==== Data section ====
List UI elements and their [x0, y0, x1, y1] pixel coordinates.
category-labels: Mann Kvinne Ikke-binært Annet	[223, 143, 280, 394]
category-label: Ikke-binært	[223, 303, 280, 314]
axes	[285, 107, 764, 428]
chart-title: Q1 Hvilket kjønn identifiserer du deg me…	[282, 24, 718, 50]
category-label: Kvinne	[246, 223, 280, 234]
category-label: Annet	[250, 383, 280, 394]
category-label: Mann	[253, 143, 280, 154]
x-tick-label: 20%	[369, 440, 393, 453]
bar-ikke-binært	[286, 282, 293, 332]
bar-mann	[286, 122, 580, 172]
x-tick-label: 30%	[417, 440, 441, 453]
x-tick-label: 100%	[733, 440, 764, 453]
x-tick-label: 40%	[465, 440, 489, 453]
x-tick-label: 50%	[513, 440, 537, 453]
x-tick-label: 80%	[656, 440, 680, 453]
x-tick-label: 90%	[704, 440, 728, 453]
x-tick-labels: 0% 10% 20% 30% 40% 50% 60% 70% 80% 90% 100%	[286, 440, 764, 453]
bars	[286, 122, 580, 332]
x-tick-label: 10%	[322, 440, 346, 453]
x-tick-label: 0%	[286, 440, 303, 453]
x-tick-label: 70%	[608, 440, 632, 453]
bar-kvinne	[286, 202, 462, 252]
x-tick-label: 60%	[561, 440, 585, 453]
====
● Description of the task: Reproduce every line of the items above without any change.

● Exercise solution:
List UI elements and their [x0, y0, x1, y1] pixel coordinates.
category-labels: Mann Kvinne Ikke-binært Annet	[223, 143, 280, 394]
category-label: Ikke-binært	[223, 303, 280, 314]
axes	[285, 107, 764, 428]
chart-title: Q1 Hvilket kjønn identifiserer du deg me…	[282, 24, 718, 50]
category-label: Kvinne	[246, 223, 280, 234]
category-label: Annet	[250, 383, 280, 394]
category-label: Mann	[253, 143, 280, 154]
x-tick-label: 20%	[369, 440, 393, 453]
bar-ikke-binært	[286, 282, 293, 332]
bar-mann	[286, 122, 580, 172]
x-tick-label: 30%	[417, 440, 441, 453]
x-tick-label: 100%	[733, 440, 764, 453]
x-tick-label: 40%	[465, 440, 489, 453]
x-tick-label: 50%	[513, 440, 537, 453]
x-tick-label: 80%	[656, 440, 680, 453]
x-tick-label: 90%	[704, 440, 728, 453]
x-tick-labels: 0% 10% 20% 30% 40% 50% 60% 70% 80% 90% 100%	[286, 440, 764, 453]
bars	[286, 122, 580, 332]
x-tick-label: 10%	[322, 440, 346, 453]
x-tick-label: 0%	[286, 440, 303, 453]
x-tick-label: 70%	[608, 440, 632, 453]
bar-kvinne	[286, 202, 462, 252]
x-tick-label: 60%	[561, 440, 585, 453]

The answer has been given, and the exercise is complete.